### What needs to be done
Can you put every row from the one containing "panel-header: Detail [575, 102, 810, 118]" down to the one containing "description-label: Element description: [185, 373, 278, 385]", both included, into a numbered list with blank lines left out?

### Given data
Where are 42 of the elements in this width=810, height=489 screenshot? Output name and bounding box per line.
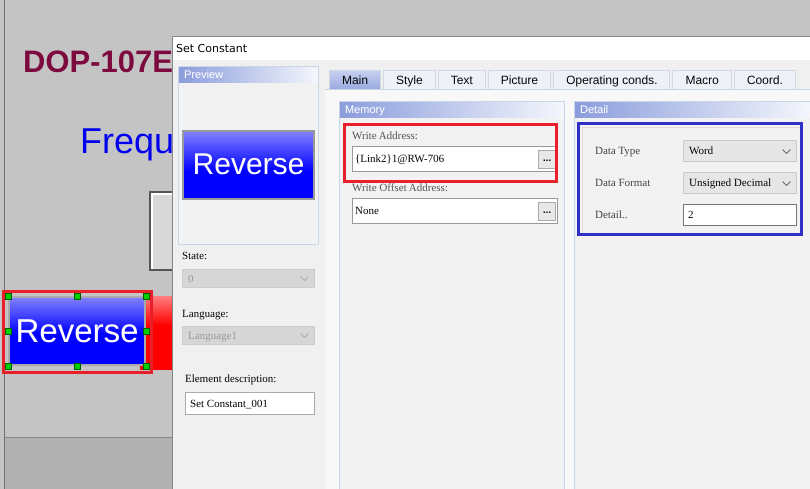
panel-header: Detail [575, 102, 810, 118]
language-label: Language: [182, 308, 230, 320]
resize-handle[interactable] [143, 328, 150, 335]
resize-handle[interactable] [5, 328, 12, 335]
panel-header: Preview [179, 67, 318, 83]
description-field[interactable]: Set Constant_001 [185, 392, 315, 415]
tab[interactable]: Main [329, 70, 382, 89]
chevron-down-icon [300, 276, 309, 281]
description-label: Element description: [185, 373, 278, 385]
dropdown[interactable]: Unsigned Decimal [683, 172, 797, 194]
field-label: Data Format [595, 177, 652, 189]
resize-handle[interactable] [74, 293, 81, 300]
resize-handle[interactable] [5, 293, 12, 300]
dropdown[interactable]: Word [683, 140, 797, 162]
field-label: Write Offset Address: [352, 182, 449, 194]
tab[interactable]: Text [438, 70, 486, 89]
tab[interactable]: Style [383, 70, 436, 89]
tab[interactable]: Picture [488, 70, 552, 89]
tab[interactable]: Coord. [734, 70, 796, 89]
tab[interactable]: Operating conds. [553, 70, 670, 89]
browse-button[interactable]: ... [538, 202, 556, 220]
resize-handle[interactable] [74, 363, 81, 370]
chevron-down-icon [300, 333, 309, 338]
field-label: Write Address: [352, 130, 419, 142]
resize-handle[interactable] [143, 293, 150, 300]
field-label: Detail.. [595, 209, 628, 221]
field-label: Data Type [595, 145, 642, 157]
input-field[interactable]: 2 [683, 204, 797, 226]
resize-handle[interactable] [143, 363, 150, 370]
frequency-label: Frequ [80, 120, 174, 162]
browse-button[interactable]: ... [538, 150, 556, 168]
screen-title: DOP-107E [23, 44, 173, 80]
panel-header: Memory [340, 102, 564, 118]
resize-handle[interactable] [5, 363, 12, 370]
reverse-button[interactable]: Reverse [8, 296, 146, 366]
tab[interactable]: Macro [672, 70, 732, 89]
address-field[interactable]: {Link2}1@RW-706 ... [352, 146, 558, 172]
dialog-title: Set Constant [176, 42, 248, 55]
address-field[interactable]: None ... [352, 198, 558, 224]
chevron-down-icon [782, 180, 791, 186]
state-label: State: [182, 250, 208, 262]
chevron-down-icon [782, 148, 791, 154]
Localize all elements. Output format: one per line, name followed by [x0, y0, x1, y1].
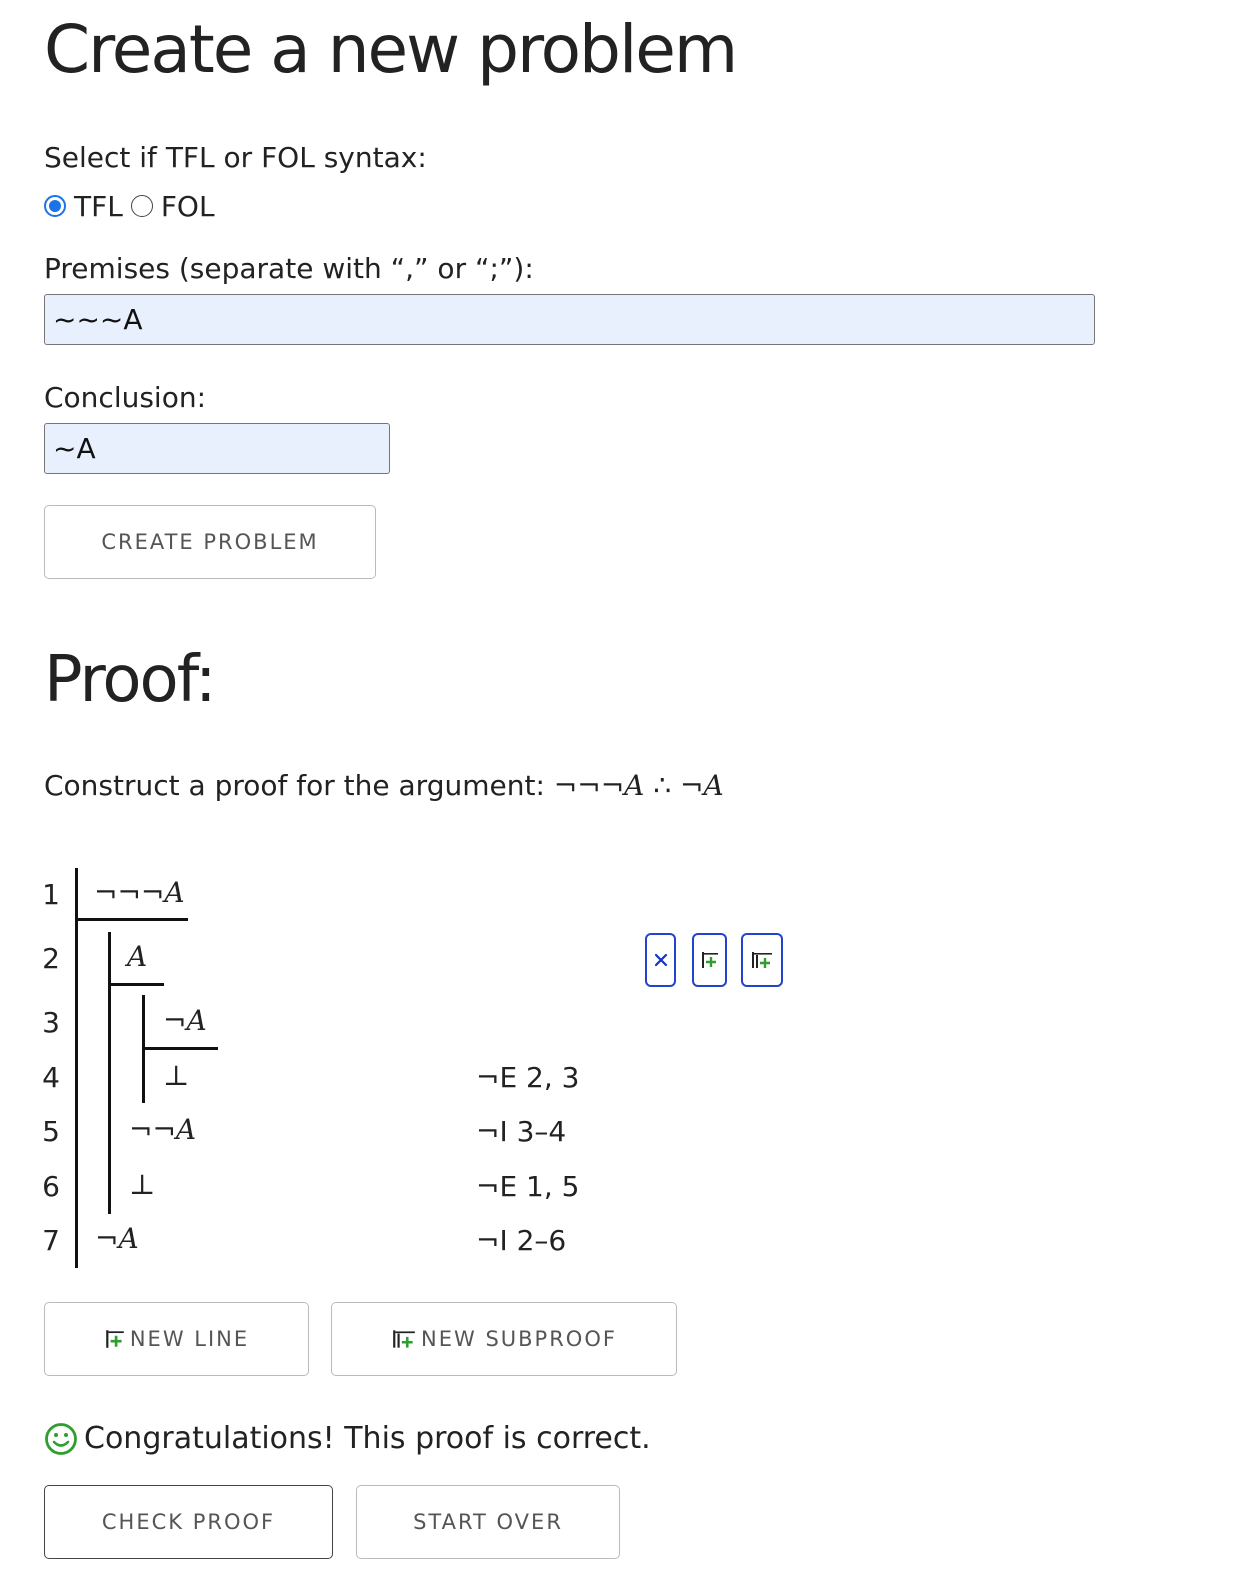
premise-divider	[75, 918, 188, 921]
insert-line-button[interactable]	[692, 933, 727, 987]
conclusion-label: Conclusion:	[44, 381, 207, 414]
insert-line-icon	[701, 952, 718, 968]
proof-formula[interactable]: ⊥	[163, 1059, 189, 1092]
new-subproof-button[interactable]: New subproof	[331, 1302, 677, 1376]
proof-formula[interactable]: ¬¬¬A	[94, 876, 185, 909]
result-message: Congratulations! This proof is correct.	[44, 1418, 651, 1460]
insert-subproof-icon	[752, 952, 772, 968]
premises-label: Premises (separate with “,” or “;”):	[44, 252, 534, 285]
proof-justification[interactable]: ¬E 1, 5	[476, 1170, 579, 1203]
conclusion-input[interactable]	[44, 423, 390, 474]
premises-input[interactable]	[44, 294, 1095, 345]
proof-justification[interactable]: ¬E 2, 3	[476, 1061, 579, 1094]
proof-justification[interactable]: ¬I 2–6	[476, 1224, 566, 1257]
subproof-bar-1	[108, 932, 111, 1214]
proof-justification[interactable]: ¬I 3–4	[476, 1115, 566, 1148]
assumption-divider-1	[108, 983, 164, 986]
proof-formula[interactable]: A	[127, 940, 147, 973]
proof-formula[interactable]: ⊥	[129, 1168, 155, 1201]
insert-subproof-button[interactable]	[741, 933, 783, 987]
assumption-divider-2	[142, 1047, 218, 1050]
proof-formula[interactable]: ¬A	[163, 1004, 207, 1037]
proof-instruction: Construct a proof for the argument: ¬¬¬A…	[44, 766, 724, 806]
argument-conclusion: ¬A	[680, 769, 724, 802]
proof-heading: Proof:	[44, 643, 216, 717]
line-number: 2	[42, 942, 60, 975]
check-proof-button[interactable]: Check proof	[44, 1485, 333, 1559]
line-number: 4	[42, 1061, 60, 1094]
radio-tfl[interactable]	[44, 195, 66, 217]
smiley-icon	[45, 1423, 77, 1455]
new-line-button[interactable]: New line	[44, 1302, 309, 1376]
proof-formula[interactable]: ¬¬A	[129, 1113, 196, 1146]
syntax-label: Select if TFL or FOL syntax:	[44, 141, 427, 174]
start-over-button[interactable]: Start over	[356, 1485, 620, 1559]
proof-main-bar	[75, 868, 78, 1268]
delete-line-icon	[654, 953, 667, 967]
line-number: 5	[42, 1115, 60, 1148]
instruction-text: Construct a proof for the argument:	[44, 769, 554, 802]
syntax-radio-group: TFL FOL	[44, 186, 223, 226]
line-number: 6	[42, 1170, 60, 1203]
line-number: 7	[42, 1224, 60, 1257]
insert-line-icon	[106, 1330, 124, 1348]
new-line-label: New line	[129, 1327, 250, 1351]
create-problem-button[interactable]: Create problem	[44, 505, 376, 579]
page-title: Create a new problem	[44, 11, 738, 88]
argument-premise: ¬¬¬A	[553, 769, 645, 802]
line-number: 1	[42, 878, 60, 911]
insert-subproof-icon	[393, 1330, 415, 1348]
proof-formula[interactable]: ¬A	[95, 1222, 139, 1255]
result-text: Congratulations! This proof is correct.	[84, 1421, 651, 1456]
radio-fol-label[interactable]: FOL	[161, 190, 215, 223]
therefore-symbol: ∴	[653, 769, 672, 802]
delete-line-button[interactable]	[645, 933, 676, 987]
line-number: 3	[42, 1006, 60, 1039]
new-subproof-label: New subproof	[421, 1327, 617, 1351]
radio-tfl-label[interactable]: TFL	[74, 190, 123, 223]
radio-fol[interactable]	[130, 195, 153, 217]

### Response to this task
1. panel-header: Detail [575, 102, 810, 118]
2. language-label: Language: [182, 308, 230, 320]
3. resize-handle[interactable] [143, 328, 150, 335]
4. resize-handle[interactable] [5, 328, 12, 335]
5. panel-header: Preview [179, 67, 318, 83]
6. description-field[interactable]: Set Constant_001 [185, 392, 315, 415]
7. tab[interactable]: Main [329, 70, 382, 89]
8. chevron-down-icon [300, 276, 309, 281]
9. description-label: Element description: [185, 373, 278, 385]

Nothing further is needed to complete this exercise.